**What the task requires**
Extract each line of the data and write it out again exactly.

**Record excerpts**
★ ★ ★ ★ ★
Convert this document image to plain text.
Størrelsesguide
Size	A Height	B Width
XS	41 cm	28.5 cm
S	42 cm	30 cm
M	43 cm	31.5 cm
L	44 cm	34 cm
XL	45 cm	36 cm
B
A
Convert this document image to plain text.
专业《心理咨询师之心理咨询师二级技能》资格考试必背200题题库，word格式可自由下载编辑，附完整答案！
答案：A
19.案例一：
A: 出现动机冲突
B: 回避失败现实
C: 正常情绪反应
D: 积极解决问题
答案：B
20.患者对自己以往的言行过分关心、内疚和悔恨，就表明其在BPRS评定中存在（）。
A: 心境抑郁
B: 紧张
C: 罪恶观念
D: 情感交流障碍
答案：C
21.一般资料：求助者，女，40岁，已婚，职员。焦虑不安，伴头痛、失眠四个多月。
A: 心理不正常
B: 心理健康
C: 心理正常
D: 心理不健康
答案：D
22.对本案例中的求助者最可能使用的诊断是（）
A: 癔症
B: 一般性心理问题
★ ★ ★ ★ ★
**Result of the exercise**
Convert this document image to plain text.
Størrelsesguide
Size	A Height	B Width
XS	41 cm	28.5 cm
S	42 cm	30 cm
M	43 cm	31.5 cm
L	44 cm	34 cm
XL	45 cm	36 cm
B
A
Convert this document image to plain text.
专业《心理咨询师之心理咨询师二级技能》资格考试必背200题题库，word格式可自由下载编辑，附完整答案！
答案：A
19.案例一：
A: 出现动机冲突
B: 回避失败现实
C: 正常情绪反应
D: 积极解决问题
答案：B
20.患者对自己以往的言行过分关心、内疚和悔恨，就表明其在BPRS评定中存在（）。
A: 心境抑郁
B: 紧张
C: 罪恶观念
D: 情感交流障碍
答案：C
21.一般资料：求助者，女，40岁，已婚，职员。焦虑不安，伴头痛、失眠四个多月。
A: 心理不正常
B: 心理健康
C: 心理正常
D: 心理不健康
答案：D
22.对本案例中的求助者最可能使用的诊断是（）
A: 癔症
B: 一般性心理问题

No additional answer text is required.